Product sensors of this kind are usually manufactured of thin plastic film, which is coated on either side with aluminium foil by laminating. Printing ink is then applied to the aluminium foil, preferably by the gravure technique, wherein by corroding the metal, e.g. by etching, a metal pattern is left to enable the formation of the required circuit, usually a resonance circuit consisting of one or more coils and a capacitor. Recycling etched metal for reuse is difficult and expensive. Even if part of the metal could be recovered for reuse, the etching process generates waste products harmful to the environment, requiring appropriate storage. Manufacturing by etching does not allow targeted manufacture. Printing with conductive ink is not possible in conjunction with a sensor made by etching, because the known conductive inks do not withstand the etching bath; therefore printing the fuse is not possible, or it has to be printed after etching.

Furthermore, it must be possible to deactivate the product sensor as easily as possible, thus ensuring that the person who has appropriately bought the product to which the product sensor has been attached will not cause unnecessary alarms when exiting the store.

The deactivation of such product sensors usually entails breaking a conductor wire within the resonance circuit, or causing a short circuit between the capacitor boards in the resonance circuit. In a product sensor based on the breaking of the conductor wire there is a conductor wire preferably with a weakened part, where the conductor will break when the sensor is exposed, at resonance frequency, to an electromagnetic field exceeding a certain predetermined minimum power level.

Further, there are known product sensors which can be activated prior to use, thus enabling the attachment of product sensors to products already at the manufacturing stage, which makes product protection against theft easier and faster. The activation is based on the use of e.g. two resonance frequencies, in which case the non-activated sensor does not resonate at identification frequency. In such a case activation is effected by changing the resonance frequency, e.g. by breaking a conductor wire in a resonance circuit, thereby changing the resonance frequency.

§ Dataset rows:
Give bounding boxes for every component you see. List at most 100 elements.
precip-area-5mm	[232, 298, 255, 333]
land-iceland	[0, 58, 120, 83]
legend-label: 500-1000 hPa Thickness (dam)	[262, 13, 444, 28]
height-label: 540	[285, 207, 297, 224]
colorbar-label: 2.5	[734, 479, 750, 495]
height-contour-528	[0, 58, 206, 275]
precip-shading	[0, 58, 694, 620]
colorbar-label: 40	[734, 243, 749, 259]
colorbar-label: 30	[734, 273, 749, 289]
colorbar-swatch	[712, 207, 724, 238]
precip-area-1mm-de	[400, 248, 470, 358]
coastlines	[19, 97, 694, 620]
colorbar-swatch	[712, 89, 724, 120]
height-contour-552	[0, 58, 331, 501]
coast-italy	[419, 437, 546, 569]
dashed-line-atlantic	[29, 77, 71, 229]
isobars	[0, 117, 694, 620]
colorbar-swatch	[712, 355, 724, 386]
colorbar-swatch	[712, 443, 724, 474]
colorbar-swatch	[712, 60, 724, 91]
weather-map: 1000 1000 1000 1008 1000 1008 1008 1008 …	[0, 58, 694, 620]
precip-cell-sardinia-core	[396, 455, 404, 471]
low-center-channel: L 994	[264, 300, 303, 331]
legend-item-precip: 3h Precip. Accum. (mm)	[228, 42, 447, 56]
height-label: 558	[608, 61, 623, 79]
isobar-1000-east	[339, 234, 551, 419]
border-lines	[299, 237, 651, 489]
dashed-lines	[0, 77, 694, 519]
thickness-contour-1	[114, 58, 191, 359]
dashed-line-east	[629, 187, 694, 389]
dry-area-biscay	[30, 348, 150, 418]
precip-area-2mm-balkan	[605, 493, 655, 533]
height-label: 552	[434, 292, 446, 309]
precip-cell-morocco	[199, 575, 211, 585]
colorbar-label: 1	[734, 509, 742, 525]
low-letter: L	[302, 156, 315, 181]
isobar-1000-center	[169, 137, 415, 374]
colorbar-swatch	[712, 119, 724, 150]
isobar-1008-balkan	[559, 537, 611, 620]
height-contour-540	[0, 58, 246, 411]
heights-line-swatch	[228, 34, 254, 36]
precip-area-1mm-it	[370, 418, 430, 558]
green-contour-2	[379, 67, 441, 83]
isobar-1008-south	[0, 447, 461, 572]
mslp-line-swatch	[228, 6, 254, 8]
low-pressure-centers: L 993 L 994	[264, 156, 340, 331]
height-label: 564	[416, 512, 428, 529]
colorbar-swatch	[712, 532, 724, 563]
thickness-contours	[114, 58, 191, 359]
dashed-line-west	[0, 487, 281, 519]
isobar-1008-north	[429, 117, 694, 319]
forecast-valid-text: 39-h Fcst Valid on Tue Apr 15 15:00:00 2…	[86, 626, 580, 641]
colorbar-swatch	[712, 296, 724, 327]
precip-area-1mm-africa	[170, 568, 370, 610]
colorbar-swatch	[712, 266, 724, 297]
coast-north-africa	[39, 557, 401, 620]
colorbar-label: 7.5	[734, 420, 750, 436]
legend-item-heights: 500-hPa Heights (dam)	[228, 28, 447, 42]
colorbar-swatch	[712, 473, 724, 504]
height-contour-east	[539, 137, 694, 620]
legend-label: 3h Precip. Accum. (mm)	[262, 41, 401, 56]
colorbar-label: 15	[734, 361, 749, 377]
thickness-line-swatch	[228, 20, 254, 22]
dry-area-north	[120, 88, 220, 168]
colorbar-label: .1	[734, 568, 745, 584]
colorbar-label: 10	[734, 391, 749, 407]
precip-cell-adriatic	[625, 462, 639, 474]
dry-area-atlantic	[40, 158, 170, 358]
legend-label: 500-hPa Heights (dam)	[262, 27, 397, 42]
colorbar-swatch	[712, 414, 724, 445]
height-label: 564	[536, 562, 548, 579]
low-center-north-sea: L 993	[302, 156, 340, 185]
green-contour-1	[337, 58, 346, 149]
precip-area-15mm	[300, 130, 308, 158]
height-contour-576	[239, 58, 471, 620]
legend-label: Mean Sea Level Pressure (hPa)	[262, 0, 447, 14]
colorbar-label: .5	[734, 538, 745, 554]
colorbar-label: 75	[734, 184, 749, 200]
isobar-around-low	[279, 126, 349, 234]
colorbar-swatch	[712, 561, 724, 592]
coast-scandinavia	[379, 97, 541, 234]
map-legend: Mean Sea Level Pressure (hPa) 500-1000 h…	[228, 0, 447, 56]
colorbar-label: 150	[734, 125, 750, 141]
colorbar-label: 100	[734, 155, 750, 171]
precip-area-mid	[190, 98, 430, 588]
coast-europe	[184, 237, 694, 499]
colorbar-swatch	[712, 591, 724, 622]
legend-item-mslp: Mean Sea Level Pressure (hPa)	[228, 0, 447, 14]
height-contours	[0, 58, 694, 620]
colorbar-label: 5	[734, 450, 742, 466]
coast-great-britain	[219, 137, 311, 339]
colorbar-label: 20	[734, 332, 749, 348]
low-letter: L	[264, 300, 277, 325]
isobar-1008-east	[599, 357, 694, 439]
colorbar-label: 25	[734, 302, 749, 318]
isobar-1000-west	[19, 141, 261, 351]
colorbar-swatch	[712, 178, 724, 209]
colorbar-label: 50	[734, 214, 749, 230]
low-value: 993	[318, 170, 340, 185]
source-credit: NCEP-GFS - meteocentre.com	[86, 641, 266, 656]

§ Request 1:
Based on the product sensor text, mark each statement (a), (b), (c) yes or no, and quote the words of the text that decide it.
(a) The etching process produces waste that is harmful to the environment.
(b) The known conductive inks can withstand the etching bath.
(c) A sensor can be activated by changing its resonance frequency.
§ Request 2: Rewrite the product sensor text from "The deactivation of" to "minimum power level.", putting "tuned circuit" in place of "resonance circuit".
§ Request 3: Carry on the product sensor text from the point where it ends.

§ Final result 1:
(a) Yes: "the etching process generates waste products harmful to the environment"
(b) No: "the known conductive inks do not withstand the etching bath"
(c) Yes: "activation is effected by changing the resonance frequency"

§ Final result 2:
The deactivation of such product sensors usually entails breaking a conductor wire within the tuned circuit, or causing a short circuit between the capacitor boards in the tuned circuit. In a product sensor based on the breaking of the conductor wire there is a conductor wire preferably with a weakened part, where the conductor will break when the sensor is exposed, at resonance frequency, to an electromagnetic field exceeding a certain predetermined minimum power level.

§ Final result 3:
Prior art product protection self-adhesive stickers are attached either to the product or the product package. This is done either manually or with a machine made for the purpose. The fixing of the stickers therefore raises the manufacturing costs of the product. Furthermore, procuring the stickers is a process of its own.

In many cases, the product protection sticker is preferably to be attached in a place that is not easily discernible. In such a case, any inappropriate deactivation of the sticker is easier to prevent than it would be, were the sticker to be placed in a visible spot. It is not easy or even possible in all products, to place the product protection sticker unnoticeably, in which cases the product protection sticker is easily detectable.

Further, there are known product sensors which incorporate a plastic film, with electrical conductors printed on both sides to form capacitors and a coil. In this case, the thickness of the insulating layer and the electrical characteristics are essentially the same throughout the sensor. The thickness of the plastic film cannot be reduced indefinitely, so that the space needed for the coils and capacitors cannot be significantly reduced if the electrical circuit diminished is to function properly. One of the problems in this solution is that the conductivity of the ink by itself is not enough to ensure that a reliably functioning electrical circuit, suitable particularly for product sensor applications, can be made by printing. The conductivity can to some degree be enhanced by adding conductive particles to the paste used as printing ink. Neither can the conductivity be significantly enhanced without excessively weakening the elasticity of the printed conductor and its adhesion to the plastic film. Furthermore, the more conductive particles there are in the paste, the more expensive it is. This means that the manufacturing costs of the product sensor also increase. A further problem with conductive inks is that the plastic materials used in the insulating layers cannot withstand the high drying temperatures needed for conductive inks.

One of the purposes of the present invention is to eliminate, to the highest degree possible, the aforementioned drawbacks and to achieve a method for the protection of products and product packages. The method according to the present invention is characterised in that the product sensor is manufactured by printing at least two conductive layers between which at least one insulating layer is printed. A product package according to the present invention is characterised in that the product sensor has at least two conductive layers printed on it, with at least one insulating layer formed between them, and that at least one insulating layer is manufactured by printing. A product sensor according to the present invention is characterised in that the product sensor has at least two conductive layers printed on it, with at least one insulating layer formed in between them, and that at least one insulating layer is manufactured by printing. The invention is based on the idea that in a product sensor, such as a product protection sensor, one or more intermediate layers are manufactured by printing.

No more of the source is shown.